* **Aim of the exercise**
Find and copy lines holding "среднего".

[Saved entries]

★ ★ ★

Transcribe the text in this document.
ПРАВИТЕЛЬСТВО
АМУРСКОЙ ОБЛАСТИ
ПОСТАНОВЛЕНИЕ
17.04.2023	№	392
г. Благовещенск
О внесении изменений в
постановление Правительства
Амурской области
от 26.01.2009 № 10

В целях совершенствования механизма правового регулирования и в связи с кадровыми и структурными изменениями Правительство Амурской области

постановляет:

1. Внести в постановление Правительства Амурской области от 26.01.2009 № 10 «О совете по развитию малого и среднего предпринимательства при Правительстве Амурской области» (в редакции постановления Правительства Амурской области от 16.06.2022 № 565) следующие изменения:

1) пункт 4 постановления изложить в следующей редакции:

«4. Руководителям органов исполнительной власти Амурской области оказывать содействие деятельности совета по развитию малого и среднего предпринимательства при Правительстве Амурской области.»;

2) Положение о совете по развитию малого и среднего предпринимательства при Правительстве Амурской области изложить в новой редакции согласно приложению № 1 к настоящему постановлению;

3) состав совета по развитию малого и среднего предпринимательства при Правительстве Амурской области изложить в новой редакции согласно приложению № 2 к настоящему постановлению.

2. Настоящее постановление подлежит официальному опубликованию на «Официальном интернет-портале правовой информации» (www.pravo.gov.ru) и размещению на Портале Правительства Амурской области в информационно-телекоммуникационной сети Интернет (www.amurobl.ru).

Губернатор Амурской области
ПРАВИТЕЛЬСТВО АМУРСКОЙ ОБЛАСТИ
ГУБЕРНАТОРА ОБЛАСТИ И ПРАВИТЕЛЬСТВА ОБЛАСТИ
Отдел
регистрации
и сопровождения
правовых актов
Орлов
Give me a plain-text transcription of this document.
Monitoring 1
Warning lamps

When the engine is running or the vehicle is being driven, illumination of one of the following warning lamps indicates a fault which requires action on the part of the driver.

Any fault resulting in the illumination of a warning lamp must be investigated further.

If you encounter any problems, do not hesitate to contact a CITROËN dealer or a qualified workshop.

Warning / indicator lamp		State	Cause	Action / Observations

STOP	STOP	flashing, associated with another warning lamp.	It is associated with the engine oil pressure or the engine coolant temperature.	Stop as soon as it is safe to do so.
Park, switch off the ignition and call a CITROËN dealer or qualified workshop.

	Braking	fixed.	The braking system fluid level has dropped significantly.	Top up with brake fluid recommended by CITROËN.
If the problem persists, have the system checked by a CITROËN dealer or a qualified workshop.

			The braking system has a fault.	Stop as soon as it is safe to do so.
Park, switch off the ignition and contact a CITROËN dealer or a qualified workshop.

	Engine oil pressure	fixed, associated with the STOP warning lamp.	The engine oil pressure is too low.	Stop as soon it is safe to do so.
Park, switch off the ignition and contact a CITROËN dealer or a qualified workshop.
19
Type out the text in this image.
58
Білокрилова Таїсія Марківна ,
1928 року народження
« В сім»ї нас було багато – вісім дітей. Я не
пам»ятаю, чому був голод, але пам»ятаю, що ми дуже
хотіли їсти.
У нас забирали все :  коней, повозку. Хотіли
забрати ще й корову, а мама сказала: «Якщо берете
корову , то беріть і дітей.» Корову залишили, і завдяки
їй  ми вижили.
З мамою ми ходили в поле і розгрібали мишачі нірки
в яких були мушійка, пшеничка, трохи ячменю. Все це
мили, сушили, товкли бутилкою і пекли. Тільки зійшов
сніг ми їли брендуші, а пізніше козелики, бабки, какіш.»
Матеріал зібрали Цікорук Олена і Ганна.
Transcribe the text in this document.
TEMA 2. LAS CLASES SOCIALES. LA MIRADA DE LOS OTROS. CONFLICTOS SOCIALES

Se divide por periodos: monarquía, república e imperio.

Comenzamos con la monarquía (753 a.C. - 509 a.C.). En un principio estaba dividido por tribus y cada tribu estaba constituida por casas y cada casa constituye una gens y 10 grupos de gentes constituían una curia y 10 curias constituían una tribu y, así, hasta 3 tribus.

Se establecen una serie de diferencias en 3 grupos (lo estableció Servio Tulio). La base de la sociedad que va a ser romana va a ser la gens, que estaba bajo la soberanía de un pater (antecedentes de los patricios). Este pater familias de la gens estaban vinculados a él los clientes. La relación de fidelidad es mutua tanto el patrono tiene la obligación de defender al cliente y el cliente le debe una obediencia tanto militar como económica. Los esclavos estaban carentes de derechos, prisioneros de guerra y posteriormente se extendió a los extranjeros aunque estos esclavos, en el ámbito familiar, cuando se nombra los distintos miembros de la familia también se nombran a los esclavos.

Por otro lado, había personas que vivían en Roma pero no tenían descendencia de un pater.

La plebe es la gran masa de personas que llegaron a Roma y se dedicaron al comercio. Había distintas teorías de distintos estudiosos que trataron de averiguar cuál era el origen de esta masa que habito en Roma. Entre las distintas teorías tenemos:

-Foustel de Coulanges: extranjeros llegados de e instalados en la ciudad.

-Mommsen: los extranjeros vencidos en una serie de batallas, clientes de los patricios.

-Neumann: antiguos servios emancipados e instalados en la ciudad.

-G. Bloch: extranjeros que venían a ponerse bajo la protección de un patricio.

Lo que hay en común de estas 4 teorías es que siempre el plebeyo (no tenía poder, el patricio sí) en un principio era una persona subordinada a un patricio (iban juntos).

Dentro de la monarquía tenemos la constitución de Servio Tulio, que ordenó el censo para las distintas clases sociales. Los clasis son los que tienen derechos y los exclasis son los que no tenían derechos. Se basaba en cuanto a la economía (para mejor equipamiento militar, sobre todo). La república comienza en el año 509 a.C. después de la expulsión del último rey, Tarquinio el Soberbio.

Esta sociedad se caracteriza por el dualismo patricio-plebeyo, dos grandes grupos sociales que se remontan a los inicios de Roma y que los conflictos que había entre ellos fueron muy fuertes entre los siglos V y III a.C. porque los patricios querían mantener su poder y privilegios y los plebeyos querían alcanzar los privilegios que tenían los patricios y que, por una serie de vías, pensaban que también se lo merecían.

★ ★ ★

* **Exercise answer**
1. Внести в постановление Правительства Амурской области от 26.01.2009 № 10 «О совете по развитию малого и среднего предпринимательства при Правительстве Амурской области» (в редакции постановления Правительства Амурской области от 16.06.2022 № 565) следующие изменения:
«4. Руководителям органов исполнительной власти Амурской области оказывать содействие деятельности совета по развитию малого и среднего предпринимательства при Правительстве Амурской области.»;
2) Положение о совете по развитию малого и среднего предпринимательства при Правительстве Амурской области изложить в новой редакции согласно приложению № 1 к настоящему постановлению;
3) состав совета по развитию малого и среднего предпринимательства при Правительстве Амурской области изложить в новой редакции согласно приложению № 2 к настоящему постановлению.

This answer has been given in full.